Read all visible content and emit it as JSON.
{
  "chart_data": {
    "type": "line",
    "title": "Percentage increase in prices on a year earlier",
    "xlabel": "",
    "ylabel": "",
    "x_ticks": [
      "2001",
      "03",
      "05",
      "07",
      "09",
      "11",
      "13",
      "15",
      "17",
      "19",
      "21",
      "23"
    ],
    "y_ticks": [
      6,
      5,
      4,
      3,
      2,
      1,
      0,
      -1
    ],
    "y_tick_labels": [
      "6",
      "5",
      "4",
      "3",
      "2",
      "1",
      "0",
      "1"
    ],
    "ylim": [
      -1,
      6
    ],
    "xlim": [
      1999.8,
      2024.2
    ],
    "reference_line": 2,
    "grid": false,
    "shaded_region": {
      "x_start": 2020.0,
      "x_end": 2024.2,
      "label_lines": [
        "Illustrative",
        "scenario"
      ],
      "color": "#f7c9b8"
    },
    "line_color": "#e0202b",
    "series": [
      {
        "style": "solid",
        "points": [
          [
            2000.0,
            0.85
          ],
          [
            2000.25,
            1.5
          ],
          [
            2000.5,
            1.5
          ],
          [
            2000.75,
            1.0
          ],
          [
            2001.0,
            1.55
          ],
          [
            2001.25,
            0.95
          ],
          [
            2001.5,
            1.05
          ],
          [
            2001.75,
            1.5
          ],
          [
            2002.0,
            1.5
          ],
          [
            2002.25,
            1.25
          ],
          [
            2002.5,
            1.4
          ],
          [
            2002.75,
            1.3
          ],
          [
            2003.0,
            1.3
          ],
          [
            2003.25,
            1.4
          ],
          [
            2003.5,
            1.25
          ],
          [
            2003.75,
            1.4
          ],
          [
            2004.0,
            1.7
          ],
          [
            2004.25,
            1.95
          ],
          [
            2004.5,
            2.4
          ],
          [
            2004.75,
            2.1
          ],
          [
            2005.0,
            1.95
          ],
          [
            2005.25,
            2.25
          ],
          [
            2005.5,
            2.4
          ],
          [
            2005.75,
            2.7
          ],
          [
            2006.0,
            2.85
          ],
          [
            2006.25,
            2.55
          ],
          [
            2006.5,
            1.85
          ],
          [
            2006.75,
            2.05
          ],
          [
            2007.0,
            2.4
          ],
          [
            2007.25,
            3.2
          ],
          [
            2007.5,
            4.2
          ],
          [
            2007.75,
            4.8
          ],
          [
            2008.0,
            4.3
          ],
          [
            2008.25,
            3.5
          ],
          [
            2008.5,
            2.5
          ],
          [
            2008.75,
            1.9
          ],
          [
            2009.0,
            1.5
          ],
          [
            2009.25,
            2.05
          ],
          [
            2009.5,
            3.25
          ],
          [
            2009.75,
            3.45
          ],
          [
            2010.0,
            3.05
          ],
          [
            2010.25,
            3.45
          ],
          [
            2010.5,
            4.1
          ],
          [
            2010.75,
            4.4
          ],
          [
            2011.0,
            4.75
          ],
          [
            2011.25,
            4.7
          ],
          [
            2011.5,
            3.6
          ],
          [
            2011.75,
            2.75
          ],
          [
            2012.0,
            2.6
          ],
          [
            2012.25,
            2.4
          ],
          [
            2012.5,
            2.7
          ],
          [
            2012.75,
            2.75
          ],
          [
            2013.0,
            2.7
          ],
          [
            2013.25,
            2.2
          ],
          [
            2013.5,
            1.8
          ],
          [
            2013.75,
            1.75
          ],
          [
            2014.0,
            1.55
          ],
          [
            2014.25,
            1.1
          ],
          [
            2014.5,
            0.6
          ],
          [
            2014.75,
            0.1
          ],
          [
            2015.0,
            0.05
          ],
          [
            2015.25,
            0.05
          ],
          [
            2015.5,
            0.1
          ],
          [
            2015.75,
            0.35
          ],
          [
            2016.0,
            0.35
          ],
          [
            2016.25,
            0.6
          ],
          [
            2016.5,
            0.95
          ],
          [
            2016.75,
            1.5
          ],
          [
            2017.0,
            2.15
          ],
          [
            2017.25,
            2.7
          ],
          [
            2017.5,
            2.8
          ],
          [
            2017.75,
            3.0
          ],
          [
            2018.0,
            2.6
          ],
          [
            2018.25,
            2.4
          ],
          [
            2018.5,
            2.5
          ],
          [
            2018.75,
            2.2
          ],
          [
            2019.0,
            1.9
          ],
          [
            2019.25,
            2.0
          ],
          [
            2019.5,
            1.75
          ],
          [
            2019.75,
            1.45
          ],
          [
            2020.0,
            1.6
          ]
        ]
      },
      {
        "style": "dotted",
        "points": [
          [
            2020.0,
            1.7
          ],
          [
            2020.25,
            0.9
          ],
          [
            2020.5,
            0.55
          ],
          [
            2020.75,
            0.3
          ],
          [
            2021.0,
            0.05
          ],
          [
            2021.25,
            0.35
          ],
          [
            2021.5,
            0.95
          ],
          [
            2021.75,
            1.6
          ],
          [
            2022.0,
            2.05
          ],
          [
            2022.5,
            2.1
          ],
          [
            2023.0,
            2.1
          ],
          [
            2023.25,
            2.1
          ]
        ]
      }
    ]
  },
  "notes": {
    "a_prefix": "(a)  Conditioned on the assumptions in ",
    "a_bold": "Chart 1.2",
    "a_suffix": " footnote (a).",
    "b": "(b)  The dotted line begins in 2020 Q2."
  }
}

• [Given exercise]
Retype each record exactly, leaving nothing out.

• [Response to the exercise]
Read all visible content and emit it as JSON.
{
  "chart_data": {
    "type": "line",
    "title": "Percentage increase in prices on a year earlier",
    "xlabel": "",
    "ylabel": "",
    "x_ticks": [
      "2001",
      "03",
      "05",
      "07",
      "09",
      "11",
      "13",
      "15",
      "17",
      "19",
      "21",
      "23"
    ],
    "y_ticks": [
      6,
      5,
      4,
      3,
      2,
      1,
      0,
      -1
    ],
    "y_tick_labels": [
      "6",
      "5",
      "4",
      "3",
      "2",
      "1",
      "0",
      "1"
    ],
    "ylim": [
      -1,
      6
    ],
    "xlim": [
      1999.8,
      2024.2
    ],
    "reference_line": 2,
    "grid": false,
    "shaded_region": {
      "x_start": 2020.0,
      "x_end": 2024.2,
      "label_lines": [
        "Illustrative",
        "scenario"
      ],
      "color": "#f7c9b8"
    },
    "line_color": "#e0202b",
    "series": [
      {
        "style": "solid",
        "points": [
          [
            2000.0,
            0.85
          ],
          [
            2000.25,
            1.5
          ],
          [
            2000.5,
            1.5
          ],
          [
            2000.75,
            1.0
          ],
          [
            2001.0,
            1.55
          ],
          [
            2001.25,
            0.95
          ],
          [
            2001.5,
            1.05
          ],
          [
            2001.75,
            1.5
          ],
          [
            2002.0,
            1.5
          ],
          [
            2002.25,
            1.25
          ],
          [
            2002.5,
            1.4
          ],
          [
            2002.75,
            1.3
          ],
          [
            2003.0,
            1.3
          ],
          [
            2003.25,
            1.4
          ],
          [
            2003.5,
            1.25
          ],
          [
            2003.75,
            1.4
          ],
          [
            2004.0,
            1.7
          ],
          [
            2004.25,
            1.95
          ],
          [
            2004.5,
            2.4
          ],
          [
            2004.75,
            2.1
          ],
          [
            2005.0,
            1.95
          ],
          [
            2005.25,
            2.25
          ],
          [
            2005.5,
            2.4
          ],
          [
            2005.75,
            2.7
          ],
          [
            2006.0,
            2.85
          ],
          [
            2006.25,
            2.55
          ],
          [
            2006.5,
            1.85
          ],
          [
            2006.75,
            2.05
          ],
          [
            2007.0,
            2.4
          ],
          [
            2007.25,
            3.2
          ],
          [
            2007.5,
            4.2
          ],
          [
            2007.75,
            4.8
          ],
          [
            2008.0,
            4.3
          ],
          [
            2008.25,
            3.5
          ],
          [
            2008.5,
            2.5
          ],
          [
            2008.75,
            1.9
          ],
          [
            2009.0,
            1.5
          ],
          [
            2009.25,
            2.05
          ],
          [
            2009.5,
            3.25
          ],
          [
            2009.75,
            3.45
          ],
          [
            2010.0,
            3.05
          ],
          [
            2010.25,
            3.45
          ],
          [
            2010.5,
            4.1
          ],
          [
            2010.75,
            4.4
          ],
          [
            2011.0,
            4.75
          ],
          [
            2011.25,
            4.7
          ],
          [
            2011.5,
            3.6
          ],
          [
            2011.75,
            2.75
          ],
          [
            2012.0,
            2.6
          ],
          [
            2012.25,
            2.4
          ],
          [
            2012.5,
            2.7
          ],
          [
            2012.75,
            2.75
          ],
          [
            2013.0,
            2.7
          ],
          [
            2013.25,
            2.2
          ],
          [
            2013.5,
            1.8
          ],
          [
            2013.75,
            1.75
          ],
          [
            2014.0,
            1.55
          ],
          [
            2014.25,
            1.1
          ],
          [
            2014.5,
            0.6
          ],
          [
            2014.75,
            0.1
          ],
          [
            2015.0,
            0.05
          ],
          [
            2015.25,
            0.05
          ],
          [
            2015.5,
            0.1
          ],
          [
            2015.75,
            0.35
          ],
          [
            2016.0,
            0.35
          ],
          [
            2016.25,
            0.6
          ],
          [
            2016.5,
            0.95
          ],
          [
            2016.75,
            1.5
          ],
          [
            2017.0,
            2.15
          ],
          [
            2017.25,
            2.7
          ],
          [
            2017.5,
            2.8
          ],
          [
            2017.75,
            3.0
          ],
          [
            2018.0,
            2.6
          ],
          [
            2018.25,
            2.4
          ],
          [
            2018.5,
            2.5
          ],
          [
            2018.75,
            2.2
          ],
          [
            2019.0,
            1.9
          ],
          [
            2019.25,
            2.0
          ],
          [
            2019.5,
            1.75
          ],
          [
            2019.75,
            1.45
          ],
          [
            2020.0,
            1.6
          ]
        ]
      },
      {
        "style": "dotted",
        "points": [
          [
            2020.0,
            1.7
          ],
          [
            2020.25,
            0.9
          ],
          [
            2020.5,
            0.55
          ],
          [
            2020.75,
            0.3
          ],
          [
            2021.0,
            0.05
          ],
          [
            2021.25,
            0.35
          ],
          [
            2021.5,
            0.95
          ],
          [
            2021.75,
            1.6
          ],
          [
            2022.0,
            2.05
          ],
          [
            2022.5,
            2.1
          ],
          [
            2023.0,
            2.1
          ],
          [
            2023.25,
            2.1
          ]
        ]
      }
    ]
  },
  "notes": {
    "a_prefix": "(a)  Conditioned on the assumptions in ",
    "a_bold": "Chart 1.2",
    "a_suffix": " footnote (a).",
    "b": "(b)  The dotted line begins in 2020 Q2."
  }
}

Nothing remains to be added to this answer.